### Prompt:
From the entries below, copy every line where the string "screenshot" appears.

══════

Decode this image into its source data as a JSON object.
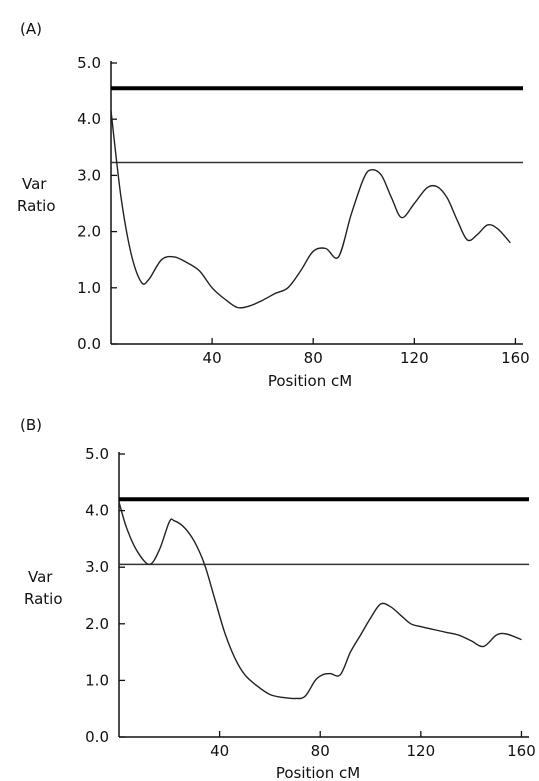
{
  "chart_data": [
    {
      "type": "line",
      "panel_label": "(A)",
      "ylabel_line1": "Var",
      "ylabel_line2": "Ratio",
      "xlabel": "Position cM",
      "xlim": [
        0,
        163
      ],
      "ylim": [
        0.0,
        5.0
      ],
      "x_ticks": [
        40,
        80,
        120,
        160
      ],
      "y_ticks": [
        "0.0",
        "1.0",
        "2.0",
        "3.0",
        "4.0",
        "5.0"
      ],
      "thresholds": [
        {
          "y": 4.55,
          "style": "thick"
        },
        {
          "y": 3.23,
          "style": "thin"
        }
      ],
      "series": [
        {
          "x": [
            0,
            4,
            8,
            12,
            15,
            20,
            25,
            30,
            35,
            40,
            45,
            50,
            55,
            60,
            65,
            70,
            75,
            80,
            85,
            90,
            95,
            100,
            103,
            107,
            111,
            115,
            120,
            125,
            129,
            133,
            137,
            141,
            145,
            149,
            153,
            158
          ],
          "y": [
            4.15,
            2.6,
            1.6,
            1.1,
            1.15,
            1.5,
            1.55,
            1.45,
            1.3,
            1.0,
            0.8,
            0.65,
            0.68,
            0.78,
            0.9,
            1.0,
            1.3,
            1.65,
            1.7,
            1.55,
            2.3,
            2.95,
            3.1,
            3.0,
            2.6,
            2.25,
            2.5,
            2.78,
            2.8,
            2.6,
            2.2,
            1.85,
            1.95,
            2.12,
            2.05,
            1.8
          ]
        }
      ]
    },
    {
      "type": "line",
      "panel_label": "(B)",
      "ylabel_line1": "Var",
      "ylabel_line2": "Ratio",
      "xlabel": "Position cM",
      "xlim": [
        0,
        163
      ],
      "ylim": [
        0.0,
        5.0
      ],
      "x_ticks": [
        40,
        80,
        120,
        160
      ],
      "y_ticks": [
        "0.0",
        "1.0",
        "2.0",
        "3.0",
        "4.0",
        "5.0"
      ],
      "thresholds": [
        {
          "y": 4.2,
          "style": "thick"
        },
        {
          "y": 3.05,
          "style": "thin"
        }
      ],
      "series": [
        {
          "x": [
            0,
            3,
            7,
            12,
            16,
            20,
            22,
            26,
            30,
            34,
            38,
            42,
            46,
            50,
            55,
            60,
            65,
            70,
            74,
            78,
            81,
            84,
            88,
            92,
            96,
            100,
            104,
            108,
            112,
            116,
            120,
            125,
            130,
            135,
            140,
            145,
            150,
            154,
            160
          ],
          "y": [
            4.15,
            3.7,
            3.3,
            3.05,
            3.3,
            3.8,
            3.82,
            3.7,
            3.45,
            3.05,
            2.45,
            1.85,
            1.4,
            1.1,
            0.9,
            0.75,
            0.7,
            0.68,
            0.72,
            1.0,
            1.1,
            1.12,
            1.1,
            1.5,
            1.8,
            2.1,
            2.35,
            2.3,
            2.15,
            2.0,
            1.95,
            1.9,
            1.85,
            1.8,
            1.7,
            1.6,
            1.8,
            1.82,
            1.72
          ]
        }
      ]
    }
  ]
}
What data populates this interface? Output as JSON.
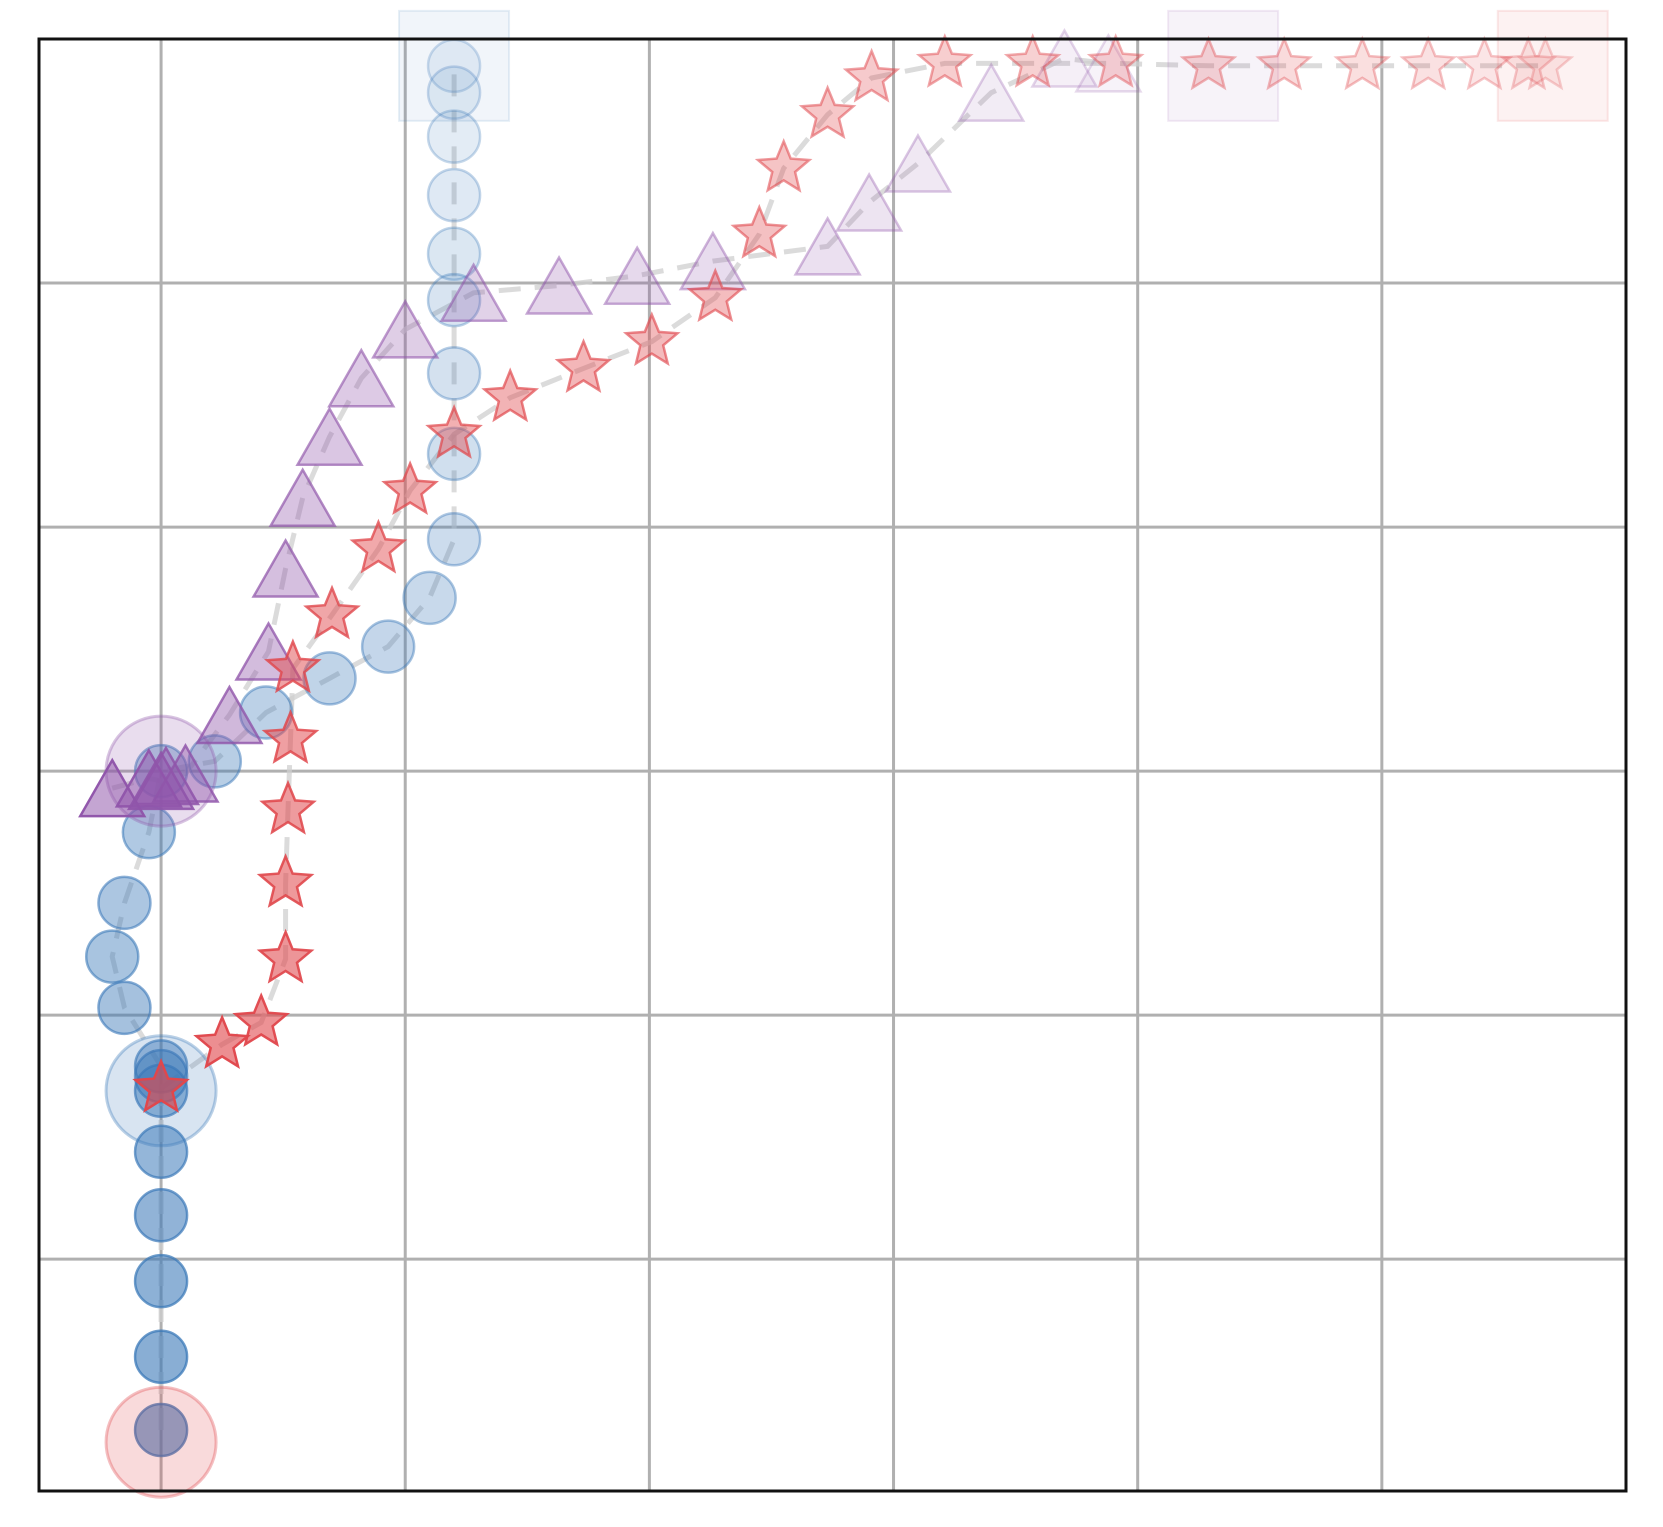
{
  "chart_data": {
    "type": "scatter",
    "title": "",
    "xlabel": "",
    "ylabel": "",
    "xlim": [
      -0.5,
      6.0
    ],
    "ylim": [
      -0.95,
      5.0
    ],
    "grid": true,
    "grid_x": [
      0,
      1,
      2,
      3,
      4,
      5
    ],
    "grid_y": [
      0,
      1,
      2,
      3,
      4
    ],
    "tick_labels_shown": false,
    "legend": "none",
    "series": [
      {
        "marker": "circle",
        "color": "#3a78b8",
        "points": [
          [
            0.0,
            -0.7
          ],
          [
            0.0,
            -0.4
          ],
          [
            0.0,
            -0.09
          ],
          [
            0.0,
            0.18
          ],
          [
            0.0,
            0.44
          ],
          [
            0.0,
            0.69
          ],
          [
            0.0,
            0.75
          ],
          [
            0.0,
            0.79
          ],
          [
            -0.15,
            1.03
          ],
          [
            -0.2,
            1.24
          ],
          [
            -0.15,
            1.46
          ],
          [
            -0.05,
            1.75
          ],
          [
            0.0,
            2.0
          ],
          [
            0.22,
            2.04
          ],
          [
            0.43,
            2.24
          ],
          [
            0.69,
            2.38
          ],
          [
            0.93,
            2.51
          ],
          [
            1.1,
            2.71
          ],
          [
            1.2,
            2.95
          ],
          [
            1.2,
            3.3
          ],
          [
            1.2,
            3.63
          ],
          [
            1.2,
            3.93
          ],
          [
            1.2,
            4.12
          ],
          [
            1.2,
            4.36
          ],
          [
            1.2,
            4.6
          ],
          [
            1.2,
            4.78
          ],
          [
            1.2,
            4.89
          ]
        ],
        "alpha_start": 0.62,
        "alpha_end": 0.1,
        "start_ring": [
          0.0,
          0.69
        ],
        "end_box": [
          1.2,
          4.89
        ]
      },
      {
        "marker": "triangle",
        "color": "#9055aa",
        "points": [
          [
            -0.2,
            1.93
          ],
          [
            -0.05,
            1.97
          ],
          [
            0.0,
            1.96
          ],
          [
            0.02,
            1.98
          ],
          [
            0.1,
            1.99
          ],
          [
            0.28,
            2.23
          ],
          [
            0.44,
            2.49
          ],
          [
            0.51,
            2.83
          ],
          [
            0.58,
            3.12
          ],
          [
            0.69,
            3.37
          ],
          [
            0.82,
            3.61
          ],
          [
            1.0,
            3.81
          ],
          [
            1.28,
            3.96
          ],
          [
            1.63,
            3.99
          ],
          [
            1.95,
            4.03
          ],
          [
            2.26,
            4.09
          ],
          [
            2.73,
            4.15
          ],
          [
            2.9,
            4.33
          ],
          [
            3.1,
            4.49
          ],
          [
            3.4,
            4.78
          ],
          [
            3.7,
            4.92
          ],
          [
            3.88,
            4.9
          ]
        ],
        "alpha_start": 0.88,
        "alpha_end": 0.12,
        "start_ring": [
          0.0,
          2.0
        ],
        "end_box": [
          4.35,
          4.89
        ]
      },
      {
        "marker": "star",
        "color": "#e0474c",
        "points": [
          [
            0.0,
            0.7
          ],
          [
            0.25,
            0.88
          ],
          [
            0.41,
            0.97
          ],
          [
            0.51,
            1.23
          ],
          [
            0.51,
            1.54
          ],
          [
            0.52,
            1.84
          ],
          [
            0.53,
            2.13
          ],
          [
            0.54,
            2.42
          ],
          [
            0.7,
            2.64
          ],
          [
            0.89,
            2.91
          ],
          [
            1.02,
            3.15
          ],
          [
            1.2,
            3.38
          ],
          [
            1.43,
            3.53
          ],
          [
            1.73,
            3.65
          ],
          [
            2.01,
            3.76
          ],
          [
            2.27,
            3.94
          ],
          [
            2.45,
            4.2
          ],
          [
            2.55,
            4.47
          ],
          [
            2.73,
            4.69
          ],
          [
            2.91,
            4.84
          ],
          [
            3.21,
            4.9
          ],
          [
            3.57,
            4.9
          ],
          [
            3.91,
            4.9
          ],
          [
            4.29,
            4.89
          ],
          [
            4.6,
            4.89
          ],
          [
            4.92,
            4.89
          ],
          [
            5.19,
            4.89
          ],
          [
            5.42,
            4.89
          ],
          [
            5.6,
            4.89
          ],
          [
            5.67,
            4.89
          ]
        ],
        "alpha_start": 0.9,
        "alpha_end": 0.15,
        "start_ring": [
          0.0,
          -0.75
        ],
        "end_box": [
          5.7,
          4.89
        ]
      }
    ]
  }
}
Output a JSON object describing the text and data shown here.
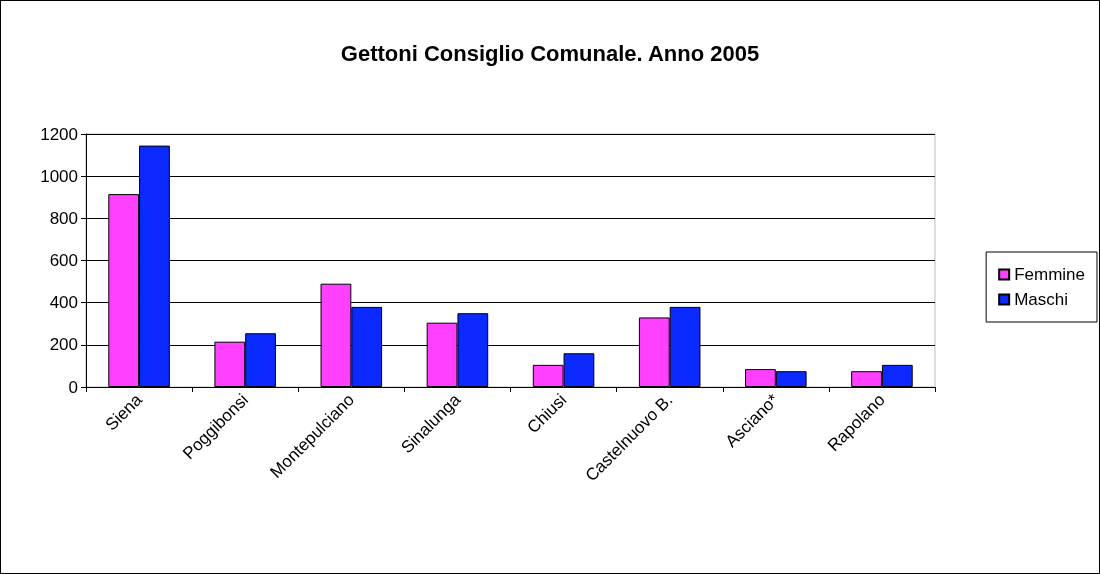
{
  "chart_data": {
    "type": "bar",
    "title": "Gettoni Consiglio Comunale. Anno 2005",
    "categories": [
      "Siena",
      "Poggibonsi",
      "Montepulciano",
      "Sinalunga",
      "Chiusi",
      "Castelnuovo B.",
      "Asciano*",
      "Rapolano"
    ],
    "series": [
      {
        "name": "Femmine",
        "color": "#ff40ff",
        "values": [
          915,
          215,
          490,
          305,
          105,
          330,
          85,
          75
        ]
      },
      {
        "name": "Maschi",
        "color": "#0a2aff",
        "values": [
          1145,
          255,
          380,
          350,
          160,
          380,
          75,
          105
        ]
      }
    ],
    "ylim": [
      0,
      1200
    ],
    "yticks": [
      0,
      200,
      400,
      600,
      800,
      1000,
      1200
    ],
    "grid": "y",
    "legend": "right"
  }
}
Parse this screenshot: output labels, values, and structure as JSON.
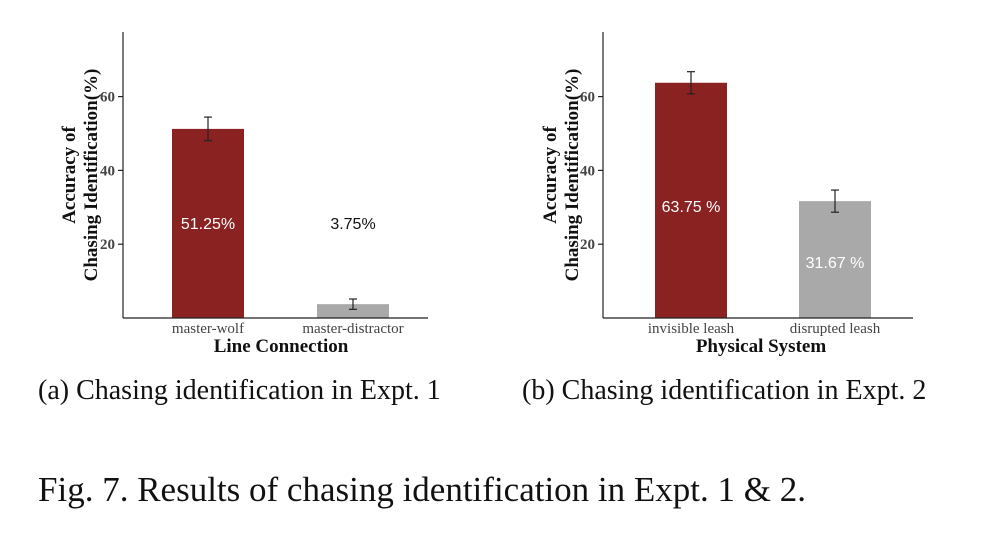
{
  "chart_data": [
    {
      "type": "bar",
      "categories": [
        "master-wolf",
        "master-distractor"
      ],
      "values": [
        51.25,
        3.75
      ],
      "error": [
        3.2,
        1.4
      ],
      "data_labels": [
        "51.25%",
        "3.75%"
      ],
      "title": "",
      "xlabel": "Line Connection",
      "ylabel_lines": [
        "Accuracy of",
        "Chasing Identification(%)"
      ],
      "yticks": [
        "20",
        "40",
        "60"
      ],
      "ylim": [
        0,
        78
      ],
      "grid": false,
      "colors": [
        "#8b2222",
        "#a9a9a9"
      ]
    },
    {
      "type": "bar",
      "categories": [
        "invisible leash",
        "disrupted leash"
      ],
      "values": [
        63.75,
        31.67
      ],
      "error": [
        3.0,
        3.0
      ],
      "data_labels": [
        "63.75 %",
        "31.67 %"
      ],
      "title": "",
      "xlabel": "Physical System",
      "ylabel_lines": [
        "Accuracy of",
        "Chasing Identification(%)"
      ],
      "yticks": [
        "20",
        "40",
        "60"
      ],
      "ylim": [
        0,
        78
      ],
      "grid": false,
      "colors": [
        "#8b2222",
        "#a9a9a9"
      ]
    }
  ],
  "captions": {
    "a": "(a) Chasing identification in Expt. 1",
    "b": "(b) Chasing identification in Expt. 2",
    "figure": "Fig. 7. Results of chasing identification in Expt. 1 & 2."
  }
}
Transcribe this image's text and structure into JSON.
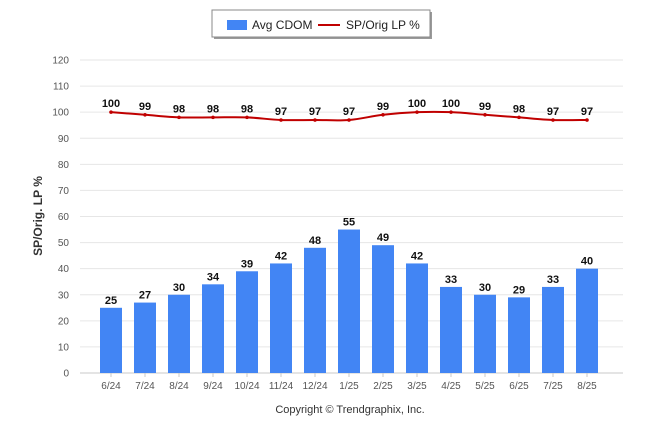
{
  "chart_data": {
    "type": "bar",
    "categories": [
      "6/24",
      "7/24",
      "8/24",
      "9/24",
      "10/24",
      "11/24",
      "12/24",
      "1/25",
      "2/25",
      "3/25",
      "4/25",
      "5/25",
      "6/25",
      "7/25",
      "8/25"
    ],
    "series": [
      {
        "name": "Avg CDOM",
        "type": "bar",
        "color": "#4285f4",
        "values": [
          25,
          27,
          30,
          34,
          39,
          42,
          48,
          55,
          49,
          42,
          33,
          30,
          29,
          33,
          40
        ]
      },
      {
        "name": "SP/Orig LP %",
        "type": "line",
        "color": "#c00000",
        "values": [
          100,
          99,
          98,
          98,
          98,
          97,
          97,
          97,
          99,
          100,
          100,
          99,
          98,
          97,
          97
        ]
      }
    ],
    "ylabel": "SP/Orig. LP %",
    "xlabel": "",
    "ylim": [
      0,
      120
    ],
    "yticks": [
      0,
      10,
      20,
      30,
      40,
      50,
      60,
      70,
      80,
      90,
      100,
      110,
      120
    ],
    "grid": true,
    "legend_position": "top-center",
    "credit": "Copyright © Trendgraphix, Inc."
  }
}
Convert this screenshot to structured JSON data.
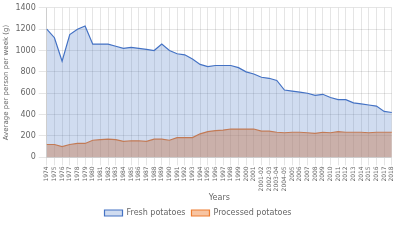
{
  "chart_data": {
    "type": "area",
    "categories": [
      "1974",
      "1975",
      "1976",
      "1977",
      "1978",
      "1979",
      "1980",
      "1981",
      "1982",
      "1983",
      "1984",
      "1985",
      "1986",
      "1987",
      "1988",
      "1989",
      "1990",
      "1991",
      "1992",
      "1993",
      "1994",
      "1995",
      "1996",
      "1997",
      "1998",
      "1999",
      "2000",
      "2001",
      "2001-02",
      "2002-03",
      "2003-04",
      "2004-05",
      "2005",
      "2006",
      "2007",
      "2008",
      "2009",
      "2010",
      "2011",
      "2012",
      "2013",
      "2014",
      "2015",
      "2016",
      "2017",
      "2018"
    ],
    "series": [
      {
        "name": "Fresh potatoes",
        "color": "#4472C4",
        "values": [
          1200,
          1120,
          900,
          1150,
          1200,
          1230,
          1060,
          1060,
          1060,
          1040,
          1020,
          1030,
          1020,
          1010,
          1000,
          1060,
          1000,
          970,
          960,
          920,
          870,
          850,
          860,
          860,
          860,
          840,
          800,
          780,
          750,
          740,
          720,
          630,
          620,
          610,
          600,
          580,
          590,
          560,
          540,
          540,
          510,
          500,
          490,
          480,
          430,
          420
        ]
      },
      {
        "name": "Processed potatoes",
        "color": "#ED7D31",
        "values": [
          120,
          120,
          100,
          120,
          130,
          130,
          160,
          165,
          170,
          165,
          150,
          155,
          155,
          150,
          170,
          170,
          160,
          185,
          185,
          185,
          220,
          240,
          250,
          255,
          265,
          265,
          265,
          265,
          245,
          245,
          235,
          230,
          235,
          235,
          230,
          225,
          235,
          230,
          240,
          235,
          235,
          235,
          230,
          235,
          235,
          235
        ]
      }
    ],
    "xlabel": "Years",
    "ylabel": "Average per person per week (g)",
    "ylim": [
      0,
      1400
    ],
    "yticks": [
      0,
      200,
      400,
      600,
      800,
      1000,
      1200,
      1400
    ],
    "grid": true,
    "legend": "bottom"
  }
}
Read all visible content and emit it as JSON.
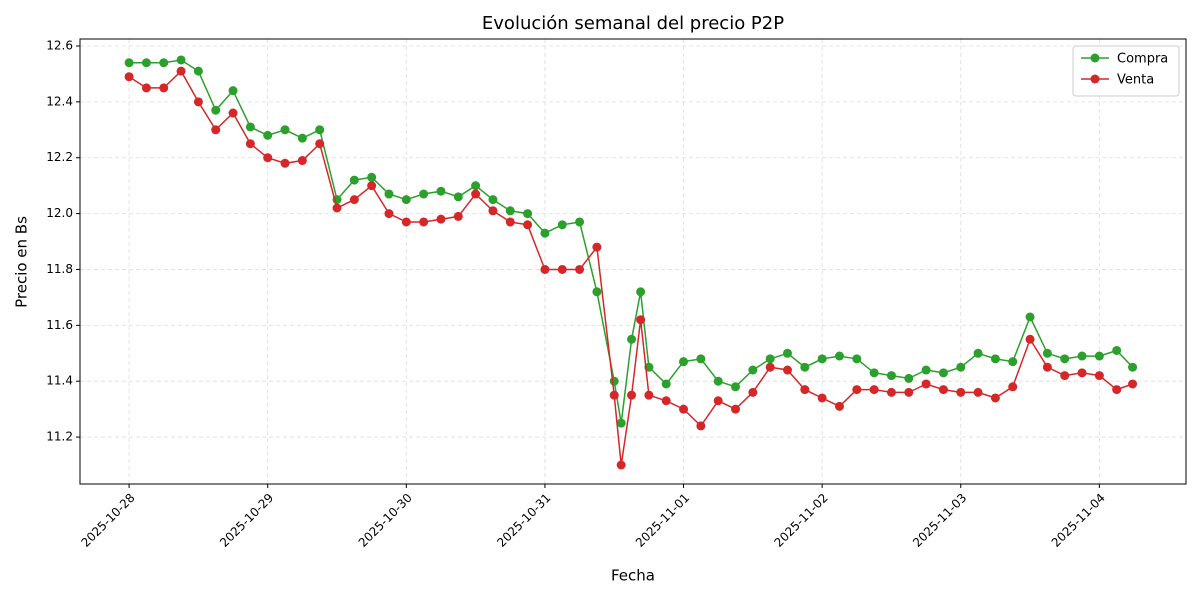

══════

### Solution to the problem:
Parse this screenshot: output labels, values, and structure as JSON.
Convert this screenshot to structured JSON data.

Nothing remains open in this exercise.